### Brief
Count how many lines hold the string "image", and give only that number.

### Records for processing
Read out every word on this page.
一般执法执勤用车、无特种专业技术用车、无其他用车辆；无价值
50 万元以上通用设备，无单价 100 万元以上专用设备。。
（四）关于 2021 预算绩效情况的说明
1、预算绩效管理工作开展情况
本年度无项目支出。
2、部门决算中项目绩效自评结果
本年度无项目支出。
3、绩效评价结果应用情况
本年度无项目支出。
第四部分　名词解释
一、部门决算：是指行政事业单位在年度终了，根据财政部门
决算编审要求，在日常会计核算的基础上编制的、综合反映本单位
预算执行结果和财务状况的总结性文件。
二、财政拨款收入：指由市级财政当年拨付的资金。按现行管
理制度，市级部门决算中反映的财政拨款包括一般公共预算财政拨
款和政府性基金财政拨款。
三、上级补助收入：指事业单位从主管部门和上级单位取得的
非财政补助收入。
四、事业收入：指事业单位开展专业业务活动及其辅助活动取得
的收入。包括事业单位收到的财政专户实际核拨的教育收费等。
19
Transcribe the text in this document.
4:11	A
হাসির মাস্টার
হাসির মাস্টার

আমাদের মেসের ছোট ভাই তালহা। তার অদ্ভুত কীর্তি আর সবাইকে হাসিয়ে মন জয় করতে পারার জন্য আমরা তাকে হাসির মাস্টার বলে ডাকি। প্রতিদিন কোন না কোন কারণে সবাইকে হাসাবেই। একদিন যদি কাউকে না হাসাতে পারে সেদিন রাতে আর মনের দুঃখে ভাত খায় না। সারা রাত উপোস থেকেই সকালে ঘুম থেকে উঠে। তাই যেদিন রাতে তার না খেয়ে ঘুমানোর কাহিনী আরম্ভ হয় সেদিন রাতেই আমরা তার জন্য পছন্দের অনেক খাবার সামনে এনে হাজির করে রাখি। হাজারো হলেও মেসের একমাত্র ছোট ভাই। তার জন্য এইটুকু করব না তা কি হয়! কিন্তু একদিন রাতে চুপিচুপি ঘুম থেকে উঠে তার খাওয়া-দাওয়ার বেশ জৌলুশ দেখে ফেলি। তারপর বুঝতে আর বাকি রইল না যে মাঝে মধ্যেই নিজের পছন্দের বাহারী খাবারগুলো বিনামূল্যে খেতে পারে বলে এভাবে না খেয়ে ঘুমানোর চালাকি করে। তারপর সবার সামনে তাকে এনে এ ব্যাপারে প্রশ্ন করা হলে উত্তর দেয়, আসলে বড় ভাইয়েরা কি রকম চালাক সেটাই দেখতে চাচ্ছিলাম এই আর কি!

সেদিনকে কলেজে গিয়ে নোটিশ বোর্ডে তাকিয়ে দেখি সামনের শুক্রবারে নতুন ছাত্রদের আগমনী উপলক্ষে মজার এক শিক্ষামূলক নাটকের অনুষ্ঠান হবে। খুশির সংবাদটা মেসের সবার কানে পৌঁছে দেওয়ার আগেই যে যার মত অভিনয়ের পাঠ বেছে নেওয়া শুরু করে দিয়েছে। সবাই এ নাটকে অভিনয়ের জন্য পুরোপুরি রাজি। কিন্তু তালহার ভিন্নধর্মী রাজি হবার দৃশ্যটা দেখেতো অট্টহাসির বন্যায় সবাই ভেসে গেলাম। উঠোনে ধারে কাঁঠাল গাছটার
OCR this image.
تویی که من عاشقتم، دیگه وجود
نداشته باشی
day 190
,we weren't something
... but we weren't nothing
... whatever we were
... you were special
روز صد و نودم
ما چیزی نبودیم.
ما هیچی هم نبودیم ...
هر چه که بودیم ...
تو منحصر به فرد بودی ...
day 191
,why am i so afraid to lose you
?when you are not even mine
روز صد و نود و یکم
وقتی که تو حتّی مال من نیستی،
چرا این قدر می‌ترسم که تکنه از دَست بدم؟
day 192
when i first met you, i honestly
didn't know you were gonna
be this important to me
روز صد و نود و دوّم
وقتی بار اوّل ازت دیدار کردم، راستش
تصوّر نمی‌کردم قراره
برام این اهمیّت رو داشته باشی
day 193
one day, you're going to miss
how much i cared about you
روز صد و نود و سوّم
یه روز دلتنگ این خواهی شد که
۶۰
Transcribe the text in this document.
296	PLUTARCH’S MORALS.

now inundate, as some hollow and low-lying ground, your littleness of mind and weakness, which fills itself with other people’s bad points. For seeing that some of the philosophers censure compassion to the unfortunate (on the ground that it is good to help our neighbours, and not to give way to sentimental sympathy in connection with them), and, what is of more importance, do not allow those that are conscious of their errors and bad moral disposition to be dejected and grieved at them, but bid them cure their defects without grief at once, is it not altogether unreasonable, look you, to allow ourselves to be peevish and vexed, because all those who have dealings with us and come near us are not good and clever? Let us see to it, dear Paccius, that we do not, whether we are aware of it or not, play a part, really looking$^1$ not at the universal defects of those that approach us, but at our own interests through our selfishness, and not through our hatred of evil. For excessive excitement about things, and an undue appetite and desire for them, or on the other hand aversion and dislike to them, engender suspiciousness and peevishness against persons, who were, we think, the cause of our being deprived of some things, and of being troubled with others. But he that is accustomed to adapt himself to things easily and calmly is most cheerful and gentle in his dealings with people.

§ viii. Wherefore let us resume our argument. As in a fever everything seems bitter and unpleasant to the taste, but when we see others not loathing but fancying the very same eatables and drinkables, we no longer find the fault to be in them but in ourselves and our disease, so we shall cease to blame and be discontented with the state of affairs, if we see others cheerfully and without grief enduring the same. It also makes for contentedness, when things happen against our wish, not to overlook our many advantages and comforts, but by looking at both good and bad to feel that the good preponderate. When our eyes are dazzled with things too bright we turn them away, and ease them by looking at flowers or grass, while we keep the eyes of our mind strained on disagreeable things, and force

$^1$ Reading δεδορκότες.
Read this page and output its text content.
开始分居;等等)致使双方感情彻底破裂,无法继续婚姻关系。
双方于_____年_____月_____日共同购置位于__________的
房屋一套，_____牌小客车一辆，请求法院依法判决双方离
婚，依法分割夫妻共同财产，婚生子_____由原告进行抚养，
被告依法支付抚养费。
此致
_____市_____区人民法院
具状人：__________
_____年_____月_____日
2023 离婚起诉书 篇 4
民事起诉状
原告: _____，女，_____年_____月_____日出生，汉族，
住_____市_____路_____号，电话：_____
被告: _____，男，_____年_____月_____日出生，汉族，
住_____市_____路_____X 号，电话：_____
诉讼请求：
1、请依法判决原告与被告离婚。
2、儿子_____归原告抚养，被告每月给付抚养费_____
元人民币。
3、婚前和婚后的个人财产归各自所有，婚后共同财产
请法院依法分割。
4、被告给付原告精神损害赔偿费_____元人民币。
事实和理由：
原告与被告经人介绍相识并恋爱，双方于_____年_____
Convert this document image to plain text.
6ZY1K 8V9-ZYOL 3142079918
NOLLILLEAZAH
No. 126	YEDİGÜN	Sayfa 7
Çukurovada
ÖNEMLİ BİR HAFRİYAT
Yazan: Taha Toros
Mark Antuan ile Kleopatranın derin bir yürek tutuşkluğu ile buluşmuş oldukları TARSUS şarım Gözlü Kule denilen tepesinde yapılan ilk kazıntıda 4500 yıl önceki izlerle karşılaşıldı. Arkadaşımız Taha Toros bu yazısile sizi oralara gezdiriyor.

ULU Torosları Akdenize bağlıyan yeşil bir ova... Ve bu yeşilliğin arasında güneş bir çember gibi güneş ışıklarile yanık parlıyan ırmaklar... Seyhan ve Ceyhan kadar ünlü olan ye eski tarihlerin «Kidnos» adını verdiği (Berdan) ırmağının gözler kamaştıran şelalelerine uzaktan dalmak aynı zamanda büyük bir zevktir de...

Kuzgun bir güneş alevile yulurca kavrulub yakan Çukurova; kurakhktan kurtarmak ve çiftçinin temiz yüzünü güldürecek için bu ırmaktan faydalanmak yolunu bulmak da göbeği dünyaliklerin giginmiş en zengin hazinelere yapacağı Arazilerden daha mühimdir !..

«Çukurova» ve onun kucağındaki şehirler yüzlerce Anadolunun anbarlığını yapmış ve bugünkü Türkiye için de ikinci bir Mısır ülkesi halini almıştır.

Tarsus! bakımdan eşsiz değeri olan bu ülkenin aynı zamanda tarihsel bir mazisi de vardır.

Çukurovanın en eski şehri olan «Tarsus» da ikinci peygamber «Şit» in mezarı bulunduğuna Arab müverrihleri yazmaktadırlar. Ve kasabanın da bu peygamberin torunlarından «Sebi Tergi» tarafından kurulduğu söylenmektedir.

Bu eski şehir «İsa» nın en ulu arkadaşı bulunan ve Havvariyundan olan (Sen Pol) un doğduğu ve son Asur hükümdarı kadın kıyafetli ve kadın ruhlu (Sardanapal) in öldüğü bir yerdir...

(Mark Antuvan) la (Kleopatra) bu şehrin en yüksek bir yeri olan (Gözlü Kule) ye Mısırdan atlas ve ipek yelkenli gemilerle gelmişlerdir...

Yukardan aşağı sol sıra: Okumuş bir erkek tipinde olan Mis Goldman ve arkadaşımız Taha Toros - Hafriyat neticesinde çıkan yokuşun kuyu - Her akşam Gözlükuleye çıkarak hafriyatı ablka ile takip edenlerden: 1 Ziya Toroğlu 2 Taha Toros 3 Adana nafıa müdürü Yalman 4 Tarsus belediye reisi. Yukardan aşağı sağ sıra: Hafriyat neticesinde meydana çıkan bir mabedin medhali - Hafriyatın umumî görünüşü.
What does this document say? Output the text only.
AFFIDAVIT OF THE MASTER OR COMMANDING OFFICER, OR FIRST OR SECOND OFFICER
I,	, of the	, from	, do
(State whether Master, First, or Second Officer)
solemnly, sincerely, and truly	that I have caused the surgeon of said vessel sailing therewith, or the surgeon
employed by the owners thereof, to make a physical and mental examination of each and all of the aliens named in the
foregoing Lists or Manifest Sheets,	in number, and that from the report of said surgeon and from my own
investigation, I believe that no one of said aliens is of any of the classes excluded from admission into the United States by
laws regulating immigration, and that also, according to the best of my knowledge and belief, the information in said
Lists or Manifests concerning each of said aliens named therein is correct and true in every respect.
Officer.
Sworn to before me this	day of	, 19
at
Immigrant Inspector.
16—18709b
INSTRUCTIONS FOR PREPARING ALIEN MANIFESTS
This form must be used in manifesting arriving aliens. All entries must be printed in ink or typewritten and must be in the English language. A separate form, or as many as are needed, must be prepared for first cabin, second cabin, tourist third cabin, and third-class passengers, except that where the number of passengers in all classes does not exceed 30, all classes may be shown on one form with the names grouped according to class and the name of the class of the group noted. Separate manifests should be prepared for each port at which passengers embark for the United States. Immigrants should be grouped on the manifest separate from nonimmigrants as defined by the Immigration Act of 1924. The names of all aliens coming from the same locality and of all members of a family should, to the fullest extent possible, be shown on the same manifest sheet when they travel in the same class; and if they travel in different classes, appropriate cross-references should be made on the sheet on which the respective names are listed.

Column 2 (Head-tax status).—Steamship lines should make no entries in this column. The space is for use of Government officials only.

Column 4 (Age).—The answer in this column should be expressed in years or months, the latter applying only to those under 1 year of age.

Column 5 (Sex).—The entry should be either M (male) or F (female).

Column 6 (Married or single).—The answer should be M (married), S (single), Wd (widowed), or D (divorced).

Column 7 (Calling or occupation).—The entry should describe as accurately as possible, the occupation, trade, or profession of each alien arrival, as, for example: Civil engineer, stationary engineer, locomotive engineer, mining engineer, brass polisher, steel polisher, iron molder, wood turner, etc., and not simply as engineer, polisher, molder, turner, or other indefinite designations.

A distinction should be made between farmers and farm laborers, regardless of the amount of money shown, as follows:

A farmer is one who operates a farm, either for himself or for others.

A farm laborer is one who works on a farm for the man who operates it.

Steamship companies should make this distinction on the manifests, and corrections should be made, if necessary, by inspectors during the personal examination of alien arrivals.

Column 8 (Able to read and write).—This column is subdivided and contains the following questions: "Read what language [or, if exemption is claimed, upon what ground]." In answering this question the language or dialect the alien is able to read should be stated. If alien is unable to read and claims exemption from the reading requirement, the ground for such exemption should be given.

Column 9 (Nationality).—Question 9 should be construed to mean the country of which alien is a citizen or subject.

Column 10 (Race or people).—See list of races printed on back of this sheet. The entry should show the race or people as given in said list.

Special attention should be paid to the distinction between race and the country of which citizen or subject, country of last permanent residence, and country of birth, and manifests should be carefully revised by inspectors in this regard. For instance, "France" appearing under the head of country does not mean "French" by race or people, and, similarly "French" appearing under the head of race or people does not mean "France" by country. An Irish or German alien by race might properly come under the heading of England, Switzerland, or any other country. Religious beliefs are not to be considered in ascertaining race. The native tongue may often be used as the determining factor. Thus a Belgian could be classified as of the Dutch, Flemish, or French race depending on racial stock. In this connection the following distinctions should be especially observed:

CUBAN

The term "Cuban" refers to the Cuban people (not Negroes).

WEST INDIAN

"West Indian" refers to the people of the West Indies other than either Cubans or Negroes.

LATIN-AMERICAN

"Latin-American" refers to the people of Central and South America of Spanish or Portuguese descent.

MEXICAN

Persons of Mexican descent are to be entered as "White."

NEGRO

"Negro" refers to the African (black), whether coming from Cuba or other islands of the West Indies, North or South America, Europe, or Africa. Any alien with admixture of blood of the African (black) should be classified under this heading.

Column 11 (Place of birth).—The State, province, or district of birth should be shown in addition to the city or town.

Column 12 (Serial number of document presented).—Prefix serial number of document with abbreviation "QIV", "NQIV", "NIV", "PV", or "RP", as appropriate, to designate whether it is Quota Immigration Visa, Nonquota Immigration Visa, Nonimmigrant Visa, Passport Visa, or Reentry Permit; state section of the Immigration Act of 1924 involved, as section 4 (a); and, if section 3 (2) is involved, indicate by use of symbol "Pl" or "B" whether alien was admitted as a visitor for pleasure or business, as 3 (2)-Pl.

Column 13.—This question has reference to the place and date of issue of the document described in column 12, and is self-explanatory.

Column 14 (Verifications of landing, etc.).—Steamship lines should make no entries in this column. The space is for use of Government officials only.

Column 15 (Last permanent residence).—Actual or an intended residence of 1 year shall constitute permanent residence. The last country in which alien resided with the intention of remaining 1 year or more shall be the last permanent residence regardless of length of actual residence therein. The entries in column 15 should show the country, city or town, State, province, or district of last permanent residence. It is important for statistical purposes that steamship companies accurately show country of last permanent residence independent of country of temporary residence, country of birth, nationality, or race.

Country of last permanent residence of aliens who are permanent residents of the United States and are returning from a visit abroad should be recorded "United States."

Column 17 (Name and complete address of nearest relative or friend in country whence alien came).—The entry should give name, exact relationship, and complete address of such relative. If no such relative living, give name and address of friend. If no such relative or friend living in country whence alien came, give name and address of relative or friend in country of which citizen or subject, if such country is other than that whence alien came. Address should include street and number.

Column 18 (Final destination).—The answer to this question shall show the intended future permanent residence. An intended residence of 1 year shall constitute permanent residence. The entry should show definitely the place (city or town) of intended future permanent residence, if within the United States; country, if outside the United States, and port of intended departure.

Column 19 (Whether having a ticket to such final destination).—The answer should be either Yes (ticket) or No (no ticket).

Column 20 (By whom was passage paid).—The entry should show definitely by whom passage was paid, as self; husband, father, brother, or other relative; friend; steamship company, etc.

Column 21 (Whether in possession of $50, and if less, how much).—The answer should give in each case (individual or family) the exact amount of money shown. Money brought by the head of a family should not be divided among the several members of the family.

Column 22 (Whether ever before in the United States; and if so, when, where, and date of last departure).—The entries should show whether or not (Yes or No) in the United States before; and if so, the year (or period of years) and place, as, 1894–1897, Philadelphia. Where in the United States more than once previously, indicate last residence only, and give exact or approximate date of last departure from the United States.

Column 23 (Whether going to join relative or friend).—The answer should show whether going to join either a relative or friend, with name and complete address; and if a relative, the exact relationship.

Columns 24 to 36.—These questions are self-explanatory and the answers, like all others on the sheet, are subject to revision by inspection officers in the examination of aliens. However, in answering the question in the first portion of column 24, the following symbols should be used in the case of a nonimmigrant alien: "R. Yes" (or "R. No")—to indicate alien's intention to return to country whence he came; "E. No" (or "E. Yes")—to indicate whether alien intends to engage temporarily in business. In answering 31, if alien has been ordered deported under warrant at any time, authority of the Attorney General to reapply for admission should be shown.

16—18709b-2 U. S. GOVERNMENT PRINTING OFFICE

### Task solution
2